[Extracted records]
"""

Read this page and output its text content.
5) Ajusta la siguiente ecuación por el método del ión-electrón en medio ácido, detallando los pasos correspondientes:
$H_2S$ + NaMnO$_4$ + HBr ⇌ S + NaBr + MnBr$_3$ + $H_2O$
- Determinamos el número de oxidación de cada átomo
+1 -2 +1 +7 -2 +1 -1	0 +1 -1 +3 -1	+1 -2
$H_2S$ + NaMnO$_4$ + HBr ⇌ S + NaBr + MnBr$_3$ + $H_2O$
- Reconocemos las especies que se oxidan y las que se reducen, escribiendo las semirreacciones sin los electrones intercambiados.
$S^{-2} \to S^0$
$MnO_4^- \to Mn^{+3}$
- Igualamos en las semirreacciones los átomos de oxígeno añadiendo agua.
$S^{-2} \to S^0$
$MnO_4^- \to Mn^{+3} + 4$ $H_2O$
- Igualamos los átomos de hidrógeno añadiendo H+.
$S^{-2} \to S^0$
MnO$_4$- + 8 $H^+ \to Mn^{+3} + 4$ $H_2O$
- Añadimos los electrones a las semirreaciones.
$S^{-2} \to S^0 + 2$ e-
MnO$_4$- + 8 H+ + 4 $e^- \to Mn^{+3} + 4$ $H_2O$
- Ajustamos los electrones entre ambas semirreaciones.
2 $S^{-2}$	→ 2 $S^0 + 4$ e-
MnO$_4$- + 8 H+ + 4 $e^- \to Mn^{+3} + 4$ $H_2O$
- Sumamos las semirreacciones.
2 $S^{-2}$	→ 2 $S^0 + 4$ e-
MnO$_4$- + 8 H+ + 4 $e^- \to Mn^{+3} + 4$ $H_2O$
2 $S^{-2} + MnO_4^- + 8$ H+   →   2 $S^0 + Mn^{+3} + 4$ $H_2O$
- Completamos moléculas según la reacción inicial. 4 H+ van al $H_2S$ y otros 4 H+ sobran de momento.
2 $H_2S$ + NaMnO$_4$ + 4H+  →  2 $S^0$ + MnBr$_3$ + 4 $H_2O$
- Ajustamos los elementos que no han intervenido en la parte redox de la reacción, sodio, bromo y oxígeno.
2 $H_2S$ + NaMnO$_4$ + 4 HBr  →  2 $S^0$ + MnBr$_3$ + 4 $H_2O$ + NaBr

"""

The data above must be returned in full, exactly as written.

• [Completed task]
Read this page and output its text content.
5) Ajusta la siguiente ecuación por el método del ión-electrón en medio ácido, detallando los pasos correspondientes:
$H_2S$ + NaMnO$_4$ + HBr ⇌ S + NaBr + MnBr$_3$ + $H_2O$
- Determinamos el número de oxidación de cada átomo
+1 -2 +1 +7 -2 +1 -1	0 +1 -1 +3 -1	+1 -2
$H_2S$ + NaMnO$_4$ + HBr ⇌ S + NaBr + MnBr$_3$ + $H_2O$
- Reconocemos las especies que se oxidan y las que se reducen, escribiendo las semirreacciones sin los electrones intercambiados.
$S^{-2} \to S^0$
$MnO_4^- \to Mn^{+3}$
- Igualamos en las semirreacciones los átomos de oxígeno añadiendo agua.
$S^{-2} \to S^0$
$MnO_4^- \to Mn^{+3} + 4$ $H_2O$
- Igualamos los átomos de hidrógeno añadiendo H+.
$S^{-2} \to S^0$
MnO$_4$- + 8 $H^+ \to Mn^{+3} + 4$ $H_2O$
- Añadimos los electrones a las semirreaciones.
$S^{-2} \to S^0 + 2$ e-
MnO$_4$- + 8 H+ + 4 $e^- \to Mn^{+3} + 4$ $H_2O$
- Ajustamos los electrones entre ambas semirreaciones.
2 $S^{-2}$	→ 2 $S^0 + 4$ e-
MnO$_4$- + 8 H+ + 4 $e^- \to Mn^{+3} + 4$ $H_2O$
- Sumamos las semirreacciones.
2 $S^{-2}$	→ 2 $S^0 + 4$ e-
MnO$_4$- + 8 H+ + 4 $e^- \to Mn^{+3} + 4$ $H_2O$
2 $S^{-2} + MnO_4^- + 8$ H+   →   2 $S^0 + Mn^{+3} + 4$ $H_2O$
- Completamos moléculas según la reacción inicial. 4 H+ van al $H_2S$ y otros 4 H+ sobran de momento.
2 $H_2S$ + NaMnO$_4$ + 4H+  →  2 $S^0$ + MnBr$_3$ + 4 $H_2O$
- Ajustamos los elementos que no han intervenido en la parte redox de la reacción, sodio, bromo y oxígeno.
2 $H_2S$ + NaMnO$_4$ + 4 HBr  →  2 $S^0$ + MnBr$_3$ + 4 $H_2O$ + NaBr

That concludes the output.